Source document
------------------------------
Dallas’ skyline is something both magnificent and overwhelming. Futuristic skyscrapers shoot up toward the sky, creating an ever-evolving view among miles of rolling plains. As the sun sets, the city transforms as a kaleidoscope of colors permeate the night sky.
Proposed in the late 1960s by urban planner Vincent Ponte, the Dallas Pedestrian Network is a long debated piece of Dallas history. First built as a way for pedestrians to avoid the blistering summer heat and frustrating downtown traffic, the network is now mainly abandoned. For those interested in unearthing a long-lasting piece of history, duck into an office building to explore miles of underground tunnels and skywalks that connect some of downtown’s largest buildings, hotels, and residences.
------------------------------
Set tasks
• A. Write out the whole passage about the Dallas skyline and the Dallas Pedestrian Network, word for word.
• B. Give back every line of the records below, word for word and in the same order.
------------------------------
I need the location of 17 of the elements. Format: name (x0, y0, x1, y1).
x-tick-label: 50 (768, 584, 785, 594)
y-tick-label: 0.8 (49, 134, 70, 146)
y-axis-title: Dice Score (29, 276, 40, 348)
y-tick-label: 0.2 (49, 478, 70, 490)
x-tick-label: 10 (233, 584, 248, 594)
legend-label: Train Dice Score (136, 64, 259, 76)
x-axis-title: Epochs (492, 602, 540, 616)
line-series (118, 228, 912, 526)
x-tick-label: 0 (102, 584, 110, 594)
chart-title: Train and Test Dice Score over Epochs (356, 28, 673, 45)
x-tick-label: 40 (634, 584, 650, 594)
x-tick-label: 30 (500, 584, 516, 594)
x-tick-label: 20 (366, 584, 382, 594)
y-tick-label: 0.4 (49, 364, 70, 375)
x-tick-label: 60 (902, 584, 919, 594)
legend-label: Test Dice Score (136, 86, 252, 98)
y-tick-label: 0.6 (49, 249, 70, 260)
------------------------------
List of solutions
• A.
Dallas’ skyline is something both magnificent and overwhelming. Futuristic skyscrapers shoot up toward the sky, creating an ever-evolving view among miles of rolling plains. As the sun sets, the city transforms as a kaleidoscope of colors permeate the night sky.
Proposed in the late 1960s by urban planner Vincent Ponte, the Dallas Pedestrian Network is a long debated piece of Dallas history. First built as a way for pedestrians to avoid the blistering summer heat and frustrating downtown traffic, the network is now mainly abandoned. For those interested in unearthing a long-lasting piece of history, duck into an office building to explore miles of underground tunnels and skywalks that connect some of downtown’s largest buildings, hotels, and residences.

• B.
I need the location of 17 of the elements. Format: name (x0, y0, x1, y1).
x-tick-label: 50 (768, 584, 785, 594)
y-tick-label: 0.8 (49, 134, 70, 146)
y-axis-title: Dice Score (29, 276, 40, 348)
y-tick-label: 0.2 (49, 478, 70, 490)
x-tick-label: 10 (233, 584, 248, 594)
legend-label: Train Dice Score (136, 64, 259, 76)
x-axis-title: Epochs (492, 602, 540, 616)
line-series (118, 228, 912, 526)
x-tick-label: 0 (102, 584, 110, 594)
chart-title: Train and Test Dice Score over Epochs (356, 28, 673, 45)
x-tick-label: 40 (634, 584, 650, 594)
x-tick-label: 30 (500, 584, 516, 594)
x-tick-label: 20 (366, 584, 382, 594)
y-tick-label: 0.4 (49, 364, 70, 375)
x-tick-label: 60 (902, 584, 919, 594)
legend-label: Test Dice Score (136, 86, 252, 98)
y-tick-label: 0.6 (49, 249, 70, 260)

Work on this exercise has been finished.